Figure record listings:
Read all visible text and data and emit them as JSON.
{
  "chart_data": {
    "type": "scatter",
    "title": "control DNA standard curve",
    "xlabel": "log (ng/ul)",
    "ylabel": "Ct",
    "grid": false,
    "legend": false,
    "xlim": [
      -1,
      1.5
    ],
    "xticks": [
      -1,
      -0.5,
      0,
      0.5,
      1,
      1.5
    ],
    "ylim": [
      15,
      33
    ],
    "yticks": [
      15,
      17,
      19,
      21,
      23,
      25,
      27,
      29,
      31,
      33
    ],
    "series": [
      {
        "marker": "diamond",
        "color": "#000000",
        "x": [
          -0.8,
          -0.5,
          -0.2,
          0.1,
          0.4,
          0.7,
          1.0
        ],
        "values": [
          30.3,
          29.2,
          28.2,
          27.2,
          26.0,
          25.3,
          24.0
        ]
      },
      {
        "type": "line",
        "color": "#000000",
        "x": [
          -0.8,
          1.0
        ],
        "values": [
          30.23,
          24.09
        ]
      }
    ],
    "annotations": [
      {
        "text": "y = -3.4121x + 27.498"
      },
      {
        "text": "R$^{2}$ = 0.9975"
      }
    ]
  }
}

__Objective__.
Set all of the entries down again, exactly as they were given.

__Written response__.
Read all visible text and data and emit them as JSON.
{
  "chart_data": {
    "type": "scatter",
    "title": "control DNA standard curve",
    "xlabel": "log (ng/ul)",
    "ylabel": "Ct",
    "grid": false,
    "legend": false,
    "xlim": [
      -1,
      1.5
    ],
    "xticks": [
      -1,
      -0.5,
      0,
      0.5,
      1,
      1.5
    ],
    "ylim": [
      15,
      33
    ],
    "yticks": [
      15,
      17,
      19,
      21,
      23,
      25,
      27,
      29,
      31,
      33
    ],
    "series": [
      {
        "marker": "diamond",
        "color": "#000000",
        "x": [
          -0.8,
          -0.5,
          -0.2,
          0.1,
          0.4,
          0.7,
          1.0
        ],
        "values": [
          30.3,
          29.2,
          28.2,
          27.2,
          26.0,
          25.3,
          24.0
        ]
      },
      {
        "type": "line",
        "color": "#000000",
        "x": [
          -0.8,
          1.0
        ],
        "values": [
          30.23,
          24.09
        ]
      }
    ],
    "annotations": [
      {
        "text": "y = -3.4121x + 27.498"
      },
      {
        "text": "R$^{2}$ = 0.9975"
      }
    ]
  }
}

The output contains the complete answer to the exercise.